-- start of Extracted entries --
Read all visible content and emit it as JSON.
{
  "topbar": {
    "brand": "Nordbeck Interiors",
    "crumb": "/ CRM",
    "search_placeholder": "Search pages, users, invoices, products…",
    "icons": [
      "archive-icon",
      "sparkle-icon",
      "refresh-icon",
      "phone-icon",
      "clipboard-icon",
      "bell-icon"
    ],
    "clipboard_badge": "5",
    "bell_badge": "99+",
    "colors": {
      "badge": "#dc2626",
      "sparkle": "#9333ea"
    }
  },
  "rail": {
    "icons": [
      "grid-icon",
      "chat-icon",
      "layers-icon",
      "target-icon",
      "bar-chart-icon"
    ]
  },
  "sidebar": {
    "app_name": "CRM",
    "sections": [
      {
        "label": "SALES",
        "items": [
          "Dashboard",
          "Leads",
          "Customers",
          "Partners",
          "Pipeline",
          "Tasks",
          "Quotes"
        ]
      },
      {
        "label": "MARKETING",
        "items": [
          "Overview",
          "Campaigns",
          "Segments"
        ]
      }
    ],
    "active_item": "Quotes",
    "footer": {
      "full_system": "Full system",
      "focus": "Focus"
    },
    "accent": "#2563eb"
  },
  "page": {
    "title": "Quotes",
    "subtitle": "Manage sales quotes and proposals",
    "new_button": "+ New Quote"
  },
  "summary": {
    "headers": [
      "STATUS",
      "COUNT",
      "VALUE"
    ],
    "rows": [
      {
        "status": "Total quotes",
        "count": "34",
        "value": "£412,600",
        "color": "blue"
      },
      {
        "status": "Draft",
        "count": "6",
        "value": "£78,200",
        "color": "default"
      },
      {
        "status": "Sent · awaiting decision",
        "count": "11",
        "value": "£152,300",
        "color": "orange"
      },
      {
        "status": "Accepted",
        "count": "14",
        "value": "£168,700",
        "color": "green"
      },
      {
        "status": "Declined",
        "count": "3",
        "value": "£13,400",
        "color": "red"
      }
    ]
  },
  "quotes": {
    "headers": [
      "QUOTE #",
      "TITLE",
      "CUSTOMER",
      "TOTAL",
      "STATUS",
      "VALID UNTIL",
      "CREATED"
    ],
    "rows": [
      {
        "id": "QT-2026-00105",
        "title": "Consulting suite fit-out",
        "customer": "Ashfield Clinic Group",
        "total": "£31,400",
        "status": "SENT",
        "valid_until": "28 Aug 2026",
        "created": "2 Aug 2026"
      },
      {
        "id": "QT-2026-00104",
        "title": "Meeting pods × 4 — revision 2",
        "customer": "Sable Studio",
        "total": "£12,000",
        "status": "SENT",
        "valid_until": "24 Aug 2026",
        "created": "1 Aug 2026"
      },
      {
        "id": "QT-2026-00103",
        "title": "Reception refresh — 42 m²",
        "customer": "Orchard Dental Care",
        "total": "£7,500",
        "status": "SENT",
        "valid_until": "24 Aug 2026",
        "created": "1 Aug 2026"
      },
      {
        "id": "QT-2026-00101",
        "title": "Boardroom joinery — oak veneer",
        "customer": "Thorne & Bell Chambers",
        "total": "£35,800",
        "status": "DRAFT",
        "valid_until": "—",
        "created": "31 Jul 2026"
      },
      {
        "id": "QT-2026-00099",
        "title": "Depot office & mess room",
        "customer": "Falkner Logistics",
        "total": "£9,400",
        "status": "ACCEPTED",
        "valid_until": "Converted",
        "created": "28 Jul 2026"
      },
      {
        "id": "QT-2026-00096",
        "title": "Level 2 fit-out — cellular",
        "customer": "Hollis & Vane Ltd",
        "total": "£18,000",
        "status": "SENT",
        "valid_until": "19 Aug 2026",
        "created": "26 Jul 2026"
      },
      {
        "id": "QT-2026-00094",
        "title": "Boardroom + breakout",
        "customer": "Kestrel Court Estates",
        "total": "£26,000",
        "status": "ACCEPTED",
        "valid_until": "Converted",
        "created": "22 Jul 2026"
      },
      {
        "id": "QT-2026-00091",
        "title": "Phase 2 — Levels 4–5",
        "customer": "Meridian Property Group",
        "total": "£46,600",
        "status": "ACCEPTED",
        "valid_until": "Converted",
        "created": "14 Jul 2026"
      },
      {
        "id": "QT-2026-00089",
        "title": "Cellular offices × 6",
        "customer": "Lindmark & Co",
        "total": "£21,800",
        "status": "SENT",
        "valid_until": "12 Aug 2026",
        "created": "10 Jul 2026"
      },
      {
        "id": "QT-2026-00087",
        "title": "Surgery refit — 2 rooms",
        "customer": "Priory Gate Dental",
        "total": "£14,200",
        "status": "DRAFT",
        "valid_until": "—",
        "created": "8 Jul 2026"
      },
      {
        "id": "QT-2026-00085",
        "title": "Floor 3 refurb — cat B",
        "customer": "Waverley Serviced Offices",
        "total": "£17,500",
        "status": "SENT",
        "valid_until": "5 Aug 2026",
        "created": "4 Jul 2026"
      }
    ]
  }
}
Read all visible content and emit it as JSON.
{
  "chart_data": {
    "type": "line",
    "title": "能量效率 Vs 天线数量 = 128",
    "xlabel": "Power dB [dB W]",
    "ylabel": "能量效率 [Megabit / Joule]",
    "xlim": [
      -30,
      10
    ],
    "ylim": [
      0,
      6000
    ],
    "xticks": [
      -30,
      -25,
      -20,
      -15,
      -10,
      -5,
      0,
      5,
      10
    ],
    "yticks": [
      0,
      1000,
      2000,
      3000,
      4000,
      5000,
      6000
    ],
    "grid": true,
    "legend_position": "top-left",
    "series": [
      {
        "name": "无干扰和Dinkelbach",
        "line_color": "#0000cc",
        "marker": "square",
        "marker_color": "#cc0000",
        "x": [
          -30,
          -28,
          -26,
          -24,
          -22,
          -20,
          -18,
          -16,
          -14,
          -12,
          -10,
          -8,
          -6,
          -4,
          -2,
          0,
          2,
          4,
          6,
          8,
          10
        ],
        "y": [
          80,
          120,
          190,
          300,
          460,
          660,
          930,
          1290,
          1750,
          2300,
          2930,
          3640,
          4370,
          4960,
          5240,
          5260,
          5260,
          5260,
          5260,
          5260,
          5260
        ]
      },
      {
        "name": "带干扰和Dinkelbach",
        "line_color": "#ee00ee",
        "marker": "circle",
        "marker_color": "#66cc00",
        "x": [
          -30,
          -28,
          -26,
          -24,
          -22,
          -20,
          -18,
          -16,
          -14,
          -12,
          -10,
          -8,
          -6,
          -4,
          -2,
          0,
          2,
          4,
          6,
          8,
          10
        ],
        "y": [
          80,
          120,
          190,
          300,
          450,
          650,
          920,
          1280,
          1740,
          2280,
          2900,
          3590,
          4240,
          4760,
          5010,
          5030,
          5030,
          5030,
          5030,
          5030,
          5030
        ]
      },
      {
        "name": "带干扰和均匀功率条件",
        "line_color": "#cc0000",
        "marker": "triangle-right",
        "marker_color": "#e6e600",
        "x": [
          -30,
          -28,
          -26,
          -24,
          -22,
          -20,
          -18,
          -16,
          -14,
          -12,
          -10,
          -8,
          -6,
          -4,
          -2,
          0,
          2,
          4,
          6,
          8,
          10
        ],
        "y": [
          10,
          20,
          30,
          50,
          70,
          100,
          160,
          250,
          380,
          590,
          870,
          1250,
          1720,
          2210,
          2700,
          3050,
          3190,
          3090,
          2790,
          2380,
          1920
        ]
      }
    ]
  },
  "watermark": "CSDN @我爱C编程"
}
-- end of Extracted entries --
▶ **Given request**:
Return each entry from the material above exactly as it appears.

▶ **Result**:
Read all visible content and emit it as JSON.
{
  "topbar": {
    "brand": "Nordbeck Interiors",
    "crumb": "/ CRM",
    "search_placeholder": "Search pages, users, invoices, products…",
    "icons": [
      "archive-icon",
      "sparkle-icon",
      "refresh-icon",
      "phone-icon",
      "clipboard-icon",
      "bell-icon"
    ],
    "clipboard_badge": "5",
    "bell_badge": "99+",
    "colors": {
      "badge": "#dc2626",
      "sparkle": "#9333ea"
    }
  },
  "rail": {
    "icons": [
      "grid-icon",
      "chat-icon",
      "layers-icon",
      "target-icon",
      "bar-chart-icon"
    ]
  },
  "sidebar": {
    "app_name": "CRM",
    "sections": [
      {
        "label": "SALES",
        "items": [
          "Dashboard",
          "Leads",
          "Customers",
          "Partners",
          "Pipeline",
          "Tasks",
          "Quotes"
        ]
      },
      {
        "label": "MARKETING",
        "items": [
          "Overview",
          "Campaigns",
          "Segments"
        ]
      }
    ],
    "active_item": "Quotes",
    "footer": {
      "full_system": "Full system",
      "focus": "Focus"
    },
    "accent": "#2563eb"
  },
  "page": {
    "title": "Quotes",
    "subtitle": "Manage sales quotes and proposals",
    "new_button": "+ New Quote"
  },
  "summary": {
    "headers": [
      "STATUS",
      "COUNT",
      "VALUE"
    ],
    "rows": [
      {
        "status": "Total quotes",
        "count": "34",
        "value": "£412,600",
        "color": "blue"
      },
      {
        "status": "Draft",
        "count": "6",
        "value": "£78,200",
        "color": "default"
      },
      {
        "status": "Sent · awaiting decision",
        "count": "11",
        "value": "£152,300",
        "color": "orange"
      },
      {
        "status": "Accepted",
        "count": "14",
        "value": "£168,700",
        "color": "green"
      },
      {
        "status": "Declined",
        "count": "3",
        "value": "£13,400",
        "color": "red"
      }
    ]
  },
  "quotes": {
    "headers": [
      "QUOTE #",
      "TITLE",
      "CUSTOMER",
      "TOTAL",
      "STATUS",
      "VALID UNTIL",
      "CREATED"
    ],
    "rows": [
      {
        "id": "QT-2026-00105",
        "title": "Consulting suite fit-out",
        "customer": "Ashfield Clinic Group",
        "total": "£31,400",
        "status": "SENT",
        "valid_until": "28 Aug 2026",
        "created": "2 Aug 2026"
      },
      {
        "id": "QT-2026-00104",
        "title": "Meeting pods × 4 — revision 2",
        "customer": "Sable Studio",
        "total": "£12,000",
        "status": "SENT",
        "valid_until": "24 Aug 2026",
        "created": "1 Aug 2026"
      },
      {
        "id": "QT-2026-00103",
        "title": "Reception refresh — 42 m²",
        "customer": "Orchard Dental Care",
        "total": "£7,500",
        "status": "SENT",
        "valid_until": "24 Aug 2026",
        "created": "1 Aug 2026"
      },
      {
        "id": "QT-2026-00101",
        "title": "Boardroom joinery — oak veneer",
        "customer": "Thorne & Bell Chambers",
        "total": "£35,800",
        "status": "DRAFT",
        "valid_until": "—",
        "created": "31 Jul 2026"
      },
      {
        "id": "QT-2026-00099",
        "title": "Depot office & mess room",
        "customer": "Falkner Logistics",
        "total": "£9,400",
        "status": "ACCEPTED",
        "valid_until": "Converted",
        "created": "28 Jul 2026"
      },
      {
        "id": "QT-2026-00096",
        "title": "Level 2 fit-out — cellular",
        "customer": "Hollis & Vane Ltd",
        "total": "£18,000",
        "status": "SENT",
        "valid_until": "19 Aug 2026",
        "created": "26 Jul 2026"
      },
      {
        "id": "QT-2026-00094",
        "title": "Boardroom + breakout",
        "customer": "Kestrel Court Estates",
        "total": "£26,000",
        "status": "ACCEPTED",
        "valid_until": "Converted",
        "created": "22 Jul 2026"
      },
      {
        "id": "QT-2026-00091",
        "title": "Phase 2 — Levels 4–5",
        "customer": "Meridian Property Group",
        "total": "£46,600",
        "status": "ACCEPTED",
        "valid_until": "Converted",
        "created": "14 Jul 2026"
      },
      {
        "id": "QT-2026-00089",
        "title": "Cellular offices × 6",
        "customer": "Lindmark & Co",
        "total": "£21,800",
        "status": "SENT",
        "valid_until": "12 Aug 2026",
        "created": "10 Jul 2026"
      },
      {
        "id": "QT-2026-00087",
        "title": "Surgery refit — 2 rooms",
        "customer": "Priory Gate Dental",
        "total": "£14,200",
        "status": "DRAFT",
        "valid_until": "—",
        "created": "8 Jul 2026"
      },
      {
        "id": "QT-2026-00085",
        "title": "Floor 3 refurb — cat B",
        "customer": "Waverley Serviced Offices",
        "total": "£17,500",
        "status": "SENT",
        "valid_until": "5 Aug 2026",
        "created": "4 Jul 2026"
      }
    ]
  }
}
Read all visible content and emit it as JSON.
{
  "chart_data": {
    "type": "line",
    "title": "能量效率 Vs 天线数量 = 128",
    "xlabel": "Power dB [dB W]",
    "ylabel": "能量效率 [Megabit / Joule]",
    "xlim": [
      -30,
      10
    ],
    "ylim": [
      0,
      6000
    ],
    "xticks": [
      -30,
      -25,
      -20,
      -15,
      -10,
      -5,
      0,
      5,
      10
    ],
    "yticks": [
      0,
      1000,
      2000,
      3000,
      4000,
      5000,
      6000
    ],
    "grid": true,
    "legend_position": "top-left",
    "series": [
      {
        "name": "无干扰和Dinkelbach",
        "line_color": "#0000cc",
        "marker": "square",
        "marker_color": "#cc0000",
        "x": [
          -30,
          -28,
          -26,
          -24,
          -22,
          -20,
          -18,
          -16,
          -14,
          -12,
          -10,
          -8,
          -6,
          -4,
          -2,
          0,
          2,
          4,
          6,
          8,
          10
        ],
        "y": [
          80,
          120,
          190,
          300,
          460,
          660,
          930,
          1290,
          1750,
          2300,
          2930,
          3640,
          4370,
          4960,
          5240,
          5260,
          5260,
          5260,
          5260,
          5260,
          5260
        ]
      },
      {
        "name": "带干扰和Dinkelbach",
        "line_color": "#ee00ee",
        "marker": "circle",
        "marker_color": "#66cc00",
        "x": [
          -30,
          -28,
          -26,
          -24,
          -22,
          -20,
          -18,
          -16,
          -14,
          -12,
          -10,
          -8,
          -6,
          -4,
          -2,
          0,
          2,
          4,
          6,
          8,
          10
        ],
        "y": [
          80,
          120,
          190,
          300,
          450,
          650,
          920,
          1280,
          1740,
          2280,
          2900,
          3590,
          4240,
          4760,
          5010,
          5030,
          5030,
          5030,
          5030,
          5030,
          5030
        ]
      },
      {
        "name": "带干扰和均匀功率条件",
        "line_color": "#cc0000",
        "marker": "triangle-right",
        "marker_color": "#e6e600",
        "x": [
          -30,
          -28,
          -26,
          -24,
          -22,
          -20,
          -18,
          -16,
          -14,
          -12,
          -10,
          -8,
          -6,
          -4,
          -2,
          0,
          2,
          4,
          6,
          8,
          10
        ],
        "y": [
          10,
          20,
          30,
          50,
          70,
          100,
          160,
          250,
          380,
          590,
          870,
          1250,
          1720,
          2210,
          2700,
          3050,
          3190,
          3090,
          2790,
          2380,
          1920
        ]
      }
    ]
  },
  "watermark": "CSDN @我爱C编程"
}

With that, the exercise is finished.